***** Data shown *****

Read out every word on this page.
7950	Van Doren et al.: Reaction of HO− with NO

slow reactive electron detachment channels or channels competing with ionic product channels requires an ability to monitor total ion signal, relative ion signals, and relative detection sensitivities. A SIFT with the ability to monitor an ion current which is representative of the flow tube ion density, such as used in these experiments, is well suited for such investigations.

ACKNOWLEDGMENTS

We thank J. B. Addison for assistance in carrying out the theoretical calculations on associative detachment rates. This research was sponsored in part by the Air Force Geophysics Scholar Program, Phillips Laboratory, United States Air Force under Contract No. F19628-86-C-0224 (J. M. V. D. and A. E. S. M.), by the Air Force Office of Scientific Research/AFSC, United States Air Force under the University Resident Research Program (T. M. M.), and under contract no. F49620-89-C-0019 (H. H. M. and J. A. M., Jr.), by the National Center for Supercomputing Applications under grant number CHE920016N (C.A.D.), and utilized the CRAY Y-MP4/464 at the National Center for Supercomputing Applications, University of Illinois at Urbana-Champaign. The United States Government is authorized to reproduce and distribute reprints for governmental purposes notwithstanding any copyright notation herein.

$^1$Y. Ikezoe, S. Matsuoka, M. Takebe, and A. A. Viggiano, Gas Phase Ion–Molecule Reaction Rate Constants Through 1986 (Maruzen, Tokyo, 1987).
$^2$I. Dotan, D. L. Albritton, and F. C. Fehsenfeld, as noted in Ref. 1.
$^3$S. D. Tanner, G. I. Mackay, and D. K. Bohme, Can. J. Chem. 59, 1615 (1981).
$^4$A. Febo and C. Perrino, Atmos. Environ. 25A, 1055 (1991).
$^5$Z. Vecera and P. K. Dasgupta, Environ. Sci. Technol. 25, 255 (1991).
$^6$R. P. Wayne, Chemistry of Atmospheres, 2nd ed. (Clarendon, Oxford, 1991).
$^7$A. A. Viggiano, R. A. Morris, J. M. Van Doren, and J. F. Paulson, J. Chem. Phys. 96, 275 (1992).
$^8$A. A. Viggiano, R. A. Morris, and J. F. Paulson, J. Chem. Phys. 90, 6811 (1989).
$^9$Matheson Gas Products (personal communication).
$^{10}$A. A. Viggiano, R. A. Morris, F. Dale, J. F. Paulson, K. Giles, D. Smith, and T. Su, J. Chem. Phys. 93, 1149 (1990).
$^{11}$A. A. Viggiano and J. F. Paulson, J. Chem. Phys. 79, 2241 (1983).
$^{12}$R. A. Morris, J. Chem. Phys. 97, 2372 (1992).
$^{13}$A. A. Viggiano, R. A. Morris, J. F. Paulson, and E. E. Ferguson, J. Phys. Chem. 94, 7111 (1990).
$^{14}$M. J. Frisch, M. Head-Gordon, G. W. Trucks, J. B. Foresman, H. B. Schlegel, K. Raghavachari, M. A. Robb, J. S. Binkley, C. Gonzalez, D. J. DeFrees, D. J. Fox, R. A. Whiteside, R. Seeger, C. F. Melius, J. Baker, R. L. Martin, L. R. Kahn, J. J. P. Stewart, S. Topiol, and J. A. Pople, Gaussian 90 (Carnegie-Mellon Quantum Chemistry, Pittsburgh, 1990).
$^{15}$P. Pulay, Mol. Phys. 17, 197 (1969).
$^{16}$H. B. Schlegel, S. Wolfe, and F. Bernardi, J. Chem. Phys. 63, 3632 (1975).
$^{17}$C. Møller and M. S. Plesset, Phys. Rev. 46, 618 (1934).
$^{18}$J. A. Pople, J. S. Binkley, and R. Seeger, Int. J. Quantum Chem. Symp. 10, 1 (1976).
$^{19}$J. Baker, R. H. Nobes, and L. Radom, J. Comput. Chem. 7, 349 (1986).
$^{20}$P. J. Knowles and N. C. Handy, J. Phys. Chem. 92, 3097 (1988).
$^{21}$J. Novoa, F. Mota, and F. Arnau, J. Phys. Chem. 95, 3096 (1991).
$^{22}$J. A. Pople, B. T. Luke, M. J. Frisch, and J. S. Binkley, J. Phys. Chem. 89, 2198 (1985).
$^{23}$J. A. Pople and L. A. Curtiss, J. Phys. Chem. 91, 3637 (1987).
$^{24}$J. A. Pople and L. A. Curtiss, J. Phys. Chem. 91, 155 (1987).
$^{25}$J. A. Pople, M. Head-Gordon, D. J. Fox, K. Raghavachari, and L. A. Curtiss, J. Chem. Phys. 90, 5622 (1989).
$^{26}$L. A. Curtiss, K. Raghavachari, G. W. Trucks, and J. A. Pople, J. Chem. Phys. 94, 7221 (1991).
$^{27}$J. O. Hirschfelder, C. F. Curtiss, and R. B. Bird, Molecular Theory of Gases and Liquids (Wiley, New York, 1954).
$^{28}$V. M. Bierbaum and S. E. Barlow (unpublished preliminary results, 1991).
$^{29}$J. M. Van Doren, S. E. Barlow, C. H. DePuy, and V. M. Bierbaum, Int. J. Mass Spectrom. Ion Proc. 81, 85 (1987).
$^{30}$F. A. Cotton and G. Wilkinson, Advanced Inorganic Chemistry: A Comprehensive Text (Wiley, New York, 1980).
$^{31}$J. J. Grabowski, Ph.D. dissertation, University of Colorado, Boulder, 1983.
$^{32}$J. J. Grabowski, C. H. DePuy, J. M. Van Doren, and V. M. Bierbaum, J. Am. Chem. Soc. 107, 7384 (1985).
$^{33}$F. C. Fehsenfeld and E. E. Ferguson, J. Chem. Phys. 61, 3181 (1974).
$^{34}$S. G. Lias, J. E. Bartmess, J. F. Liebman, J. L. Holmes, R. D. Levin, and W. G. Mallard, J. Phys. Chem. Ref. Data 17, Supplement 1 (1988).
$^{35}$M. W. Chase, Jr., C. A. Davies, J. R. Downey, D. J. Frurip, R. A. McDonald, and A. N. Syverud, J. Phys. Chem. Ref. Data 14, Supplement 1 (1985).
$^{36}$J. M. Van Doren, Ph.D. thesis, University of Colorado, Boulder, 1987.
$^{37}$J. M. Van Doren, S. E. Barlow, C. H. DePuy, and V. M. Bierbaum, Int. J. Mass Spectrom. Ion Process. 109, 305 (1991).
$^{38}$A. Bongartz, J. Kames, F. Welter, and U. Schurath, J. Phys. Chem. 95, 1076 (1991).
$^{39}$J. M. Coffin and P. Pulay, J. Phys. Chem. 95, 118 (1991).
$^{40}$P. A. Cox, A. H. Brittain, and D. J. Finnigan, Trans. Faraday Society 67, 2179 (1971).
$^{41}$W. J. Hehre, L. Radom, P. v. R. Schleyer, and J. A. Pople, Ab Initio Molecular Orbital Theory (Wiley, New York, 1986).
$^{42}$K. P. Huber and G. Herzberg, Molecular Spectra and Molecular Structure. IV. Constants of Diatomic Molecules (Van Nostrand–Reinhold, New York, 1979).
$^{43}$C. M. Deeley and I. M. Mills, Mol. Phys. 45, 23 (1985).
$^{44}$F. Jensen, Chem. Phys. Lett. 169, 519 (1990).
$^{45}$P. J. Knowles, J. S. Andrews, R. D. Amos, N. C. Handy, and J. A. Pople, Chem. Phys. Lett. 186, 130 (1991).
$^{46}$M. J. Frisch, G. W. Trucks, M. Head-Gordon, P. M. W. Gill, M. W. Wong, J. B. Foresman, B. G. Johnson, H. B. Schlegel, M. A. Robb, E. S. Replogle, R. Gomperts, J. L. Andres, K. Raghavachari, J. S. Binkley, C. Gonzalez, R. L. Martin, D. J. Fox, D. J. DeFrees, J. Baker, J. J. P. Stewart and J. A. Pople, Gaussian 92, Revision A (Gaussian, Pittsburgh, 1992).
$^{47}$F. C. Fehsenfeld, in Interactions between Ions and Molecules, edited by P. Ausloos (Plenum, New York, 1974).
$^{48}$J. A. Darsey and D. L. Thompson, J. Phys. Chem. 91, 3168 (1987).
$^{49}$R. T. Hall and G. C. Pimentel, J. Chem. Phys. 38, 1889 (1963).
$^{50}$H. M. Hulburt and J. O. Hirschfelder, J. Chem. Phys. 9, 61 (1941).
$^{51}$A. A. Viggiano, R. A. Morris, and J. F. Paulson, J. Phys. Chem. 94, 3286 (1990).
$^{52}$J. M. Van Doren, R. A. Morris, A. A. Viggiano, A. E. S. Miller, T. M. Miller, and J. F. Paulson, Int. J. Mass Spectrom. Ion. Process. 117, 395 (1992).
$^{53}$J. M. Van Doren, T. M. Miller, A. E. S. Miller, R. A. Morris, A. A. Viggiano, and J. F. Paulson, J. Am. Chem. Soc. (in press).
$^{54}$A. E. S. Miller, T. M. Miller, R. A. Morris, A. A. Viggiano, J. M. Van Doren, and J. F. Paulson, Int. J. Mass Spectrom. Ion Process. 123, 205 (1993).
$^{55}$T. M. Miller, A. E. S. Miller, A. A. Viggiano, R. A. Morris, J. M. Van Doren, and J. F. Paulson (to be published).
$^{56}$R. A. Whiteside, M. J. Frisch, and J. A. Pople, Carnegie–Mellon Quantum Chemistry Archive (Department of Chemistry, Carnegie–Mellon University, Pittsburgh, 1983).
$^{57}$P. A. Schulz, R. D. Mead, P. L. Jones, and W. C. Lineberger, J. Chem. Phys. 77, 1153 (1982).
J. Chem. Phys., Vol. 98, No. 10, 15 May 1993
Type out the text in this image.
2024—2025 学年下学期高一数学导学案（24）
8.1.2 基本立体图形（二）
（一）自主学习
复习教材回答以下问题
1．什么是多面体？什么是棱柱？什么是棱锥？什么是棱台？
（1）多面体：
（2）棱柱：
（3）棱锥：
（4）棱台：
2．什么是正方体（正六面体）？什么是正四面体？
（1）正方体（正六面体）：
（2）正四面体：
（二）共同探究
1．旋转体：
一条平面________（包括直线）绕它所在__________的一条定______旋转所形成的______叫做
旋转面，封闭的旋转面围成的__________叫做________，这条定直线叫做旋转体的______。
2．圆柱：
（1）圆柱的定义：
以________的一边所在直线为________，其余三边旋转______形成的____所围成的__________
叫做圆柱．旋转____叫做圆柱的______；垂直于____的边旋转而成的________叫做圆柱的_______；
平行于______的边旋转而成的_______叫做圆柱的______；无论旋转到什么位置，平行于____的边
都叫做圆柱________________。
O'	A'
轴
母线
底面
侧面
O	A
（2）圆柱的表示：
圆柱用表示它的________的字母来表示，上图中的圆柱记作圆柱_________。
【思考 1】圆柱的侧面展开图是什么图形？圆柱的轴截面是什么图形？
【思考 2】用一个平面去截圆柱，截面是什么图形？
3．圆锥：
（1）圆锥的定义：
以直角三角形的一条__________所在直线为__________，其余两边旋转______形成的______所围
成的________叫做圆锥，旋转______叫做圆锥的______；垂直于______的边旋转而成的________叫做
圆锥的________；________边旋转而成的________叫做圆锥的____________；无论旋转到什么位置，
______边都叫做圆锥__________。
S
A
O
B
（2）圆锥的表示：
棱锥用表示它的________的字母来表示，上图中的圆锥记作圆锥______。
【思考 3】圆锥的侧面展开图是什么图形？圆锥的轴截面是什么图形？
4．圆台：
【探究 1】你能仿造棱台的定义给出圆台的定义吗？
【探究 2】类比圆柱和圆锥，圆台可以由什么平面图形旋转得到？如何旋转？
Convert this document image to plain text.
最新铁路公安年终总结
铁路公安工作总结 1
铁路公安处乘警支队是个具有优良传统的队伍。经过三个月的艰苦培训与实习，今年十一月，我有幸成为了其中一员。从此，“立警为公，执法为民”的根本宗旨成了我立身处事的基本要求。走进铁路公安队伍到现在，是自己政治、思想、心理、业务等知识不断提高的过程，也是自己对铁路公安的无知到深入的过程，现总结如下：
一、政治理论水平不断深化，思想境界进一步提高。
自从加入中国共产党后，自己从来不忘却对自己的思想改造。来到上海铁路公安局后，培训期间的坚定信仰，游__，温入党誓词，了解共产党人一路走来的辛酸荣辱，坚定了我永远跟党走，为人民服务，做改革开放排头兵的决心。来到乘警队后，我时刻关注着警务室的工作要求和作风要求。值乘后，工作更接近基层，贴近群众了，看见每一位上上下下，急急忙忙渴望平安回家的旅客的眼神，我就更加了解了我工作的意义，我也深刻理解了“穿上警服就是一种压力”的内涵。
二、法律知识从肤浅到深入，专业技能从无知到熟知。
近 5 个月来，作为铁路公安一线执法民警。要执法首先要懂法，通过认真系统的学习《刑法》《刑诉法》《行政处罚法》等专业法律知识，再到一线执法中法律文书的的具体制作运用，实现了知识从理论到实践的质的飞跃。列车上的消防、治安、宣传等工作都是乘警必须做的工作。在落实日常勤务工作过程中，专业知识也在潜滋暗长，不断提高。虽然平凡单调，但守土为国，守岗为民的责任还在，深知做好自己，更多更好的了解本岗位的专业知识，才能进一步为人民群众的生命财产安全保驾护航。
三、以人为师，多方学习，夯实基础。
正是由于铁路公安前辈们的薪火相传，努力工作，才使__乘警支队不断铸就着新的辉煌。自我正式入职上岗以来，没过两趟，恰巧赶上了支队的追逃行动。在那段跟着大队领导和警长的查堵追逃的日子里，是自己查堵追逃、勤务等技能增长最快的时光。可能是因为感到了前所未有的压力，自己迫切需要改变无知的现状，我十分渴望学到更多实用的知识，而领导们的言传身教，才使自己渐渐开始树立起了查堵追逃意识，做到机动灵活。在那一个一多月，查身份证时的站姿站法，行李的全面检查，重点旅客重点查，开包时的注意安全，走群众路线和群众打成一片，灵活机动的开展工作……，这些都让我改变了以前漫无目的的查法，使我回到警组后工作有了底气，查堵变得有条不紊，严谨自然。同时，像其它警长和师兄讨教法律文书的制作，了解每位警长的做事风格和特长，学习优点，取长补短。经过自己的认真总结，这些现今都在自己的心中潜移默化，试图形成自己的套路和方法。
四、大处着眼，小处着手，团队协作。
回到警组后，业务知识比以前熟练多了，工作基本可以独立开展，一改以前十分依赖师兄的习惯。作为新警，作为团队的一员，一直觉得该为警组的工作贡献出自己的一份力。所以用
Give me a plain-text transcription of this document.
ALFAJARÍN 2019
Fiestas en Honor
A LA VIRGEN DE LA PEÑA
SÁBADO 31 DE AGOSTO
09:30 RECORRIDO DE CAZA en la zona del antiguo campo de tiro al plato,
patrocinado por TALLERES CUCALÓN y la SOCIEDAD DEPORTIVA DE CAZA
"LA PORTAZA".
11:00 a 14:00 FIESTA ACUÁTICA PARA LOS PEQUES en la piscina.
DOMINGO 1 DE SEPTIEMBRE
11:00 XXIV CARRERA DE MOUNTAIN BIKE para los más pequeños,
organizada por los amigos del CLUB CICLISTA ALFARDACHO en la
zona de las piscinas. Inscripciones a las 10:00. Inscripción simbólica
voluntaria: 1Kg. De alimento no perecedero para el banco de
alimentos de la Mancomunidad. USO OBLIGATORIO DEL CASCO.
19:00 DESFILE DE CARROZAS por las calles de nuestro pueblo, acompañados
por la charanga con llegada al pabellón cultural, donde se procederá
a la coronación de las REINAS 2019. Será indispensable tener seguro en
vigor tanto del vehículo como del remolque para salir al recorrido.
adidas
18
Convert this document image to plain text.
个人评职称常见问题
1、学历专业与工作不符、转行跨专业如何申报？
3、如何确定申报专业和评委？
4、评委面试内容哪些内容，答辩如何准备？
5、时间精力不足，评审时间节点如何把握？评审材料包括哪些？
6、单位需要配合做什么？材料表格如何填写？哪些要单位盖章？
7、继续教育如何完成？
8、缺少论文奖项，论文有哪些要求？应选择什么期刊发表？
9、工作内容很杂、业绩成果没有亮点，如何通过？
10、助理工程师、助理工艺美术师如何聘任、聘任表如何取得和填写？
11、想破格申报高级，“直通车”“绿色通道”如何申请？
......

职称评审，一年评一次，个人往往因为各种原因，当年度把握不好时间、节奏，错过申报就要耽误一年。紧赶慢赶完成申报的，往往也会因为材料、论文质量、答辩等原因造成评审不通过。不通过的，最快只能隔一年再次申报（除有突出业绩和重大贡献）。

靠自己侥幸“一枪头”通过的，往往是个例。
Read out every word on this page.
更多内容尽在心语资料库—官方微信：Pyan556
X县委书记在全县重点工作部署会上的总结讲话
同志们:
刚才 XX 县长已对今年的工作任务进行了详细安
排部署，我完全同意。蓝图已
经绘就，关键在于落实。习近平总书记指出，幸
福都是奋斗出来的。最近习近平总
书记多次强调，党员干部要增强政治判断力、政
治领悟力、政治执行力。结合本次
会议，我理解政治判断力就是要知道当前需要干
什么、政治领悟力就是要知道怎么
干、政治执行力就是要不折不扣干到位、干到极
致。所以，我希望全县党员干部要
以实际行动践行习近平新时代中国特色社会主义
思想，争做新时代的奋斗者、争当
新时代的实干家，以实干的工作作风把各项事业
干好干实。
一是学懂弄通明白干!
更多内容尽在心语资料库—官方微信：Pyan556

*****

▶ _Your objective_
Pick out each line that holds the string "Boulder".

▶ _The result_
$^{31}$J. J. Grabowski, Ph.D. dissertation, University of Colorado, Boulder, 1983.
$^{36}$J. M. Van Doren, Ph.D. thesis, University of Colorado, Boulder, 1987.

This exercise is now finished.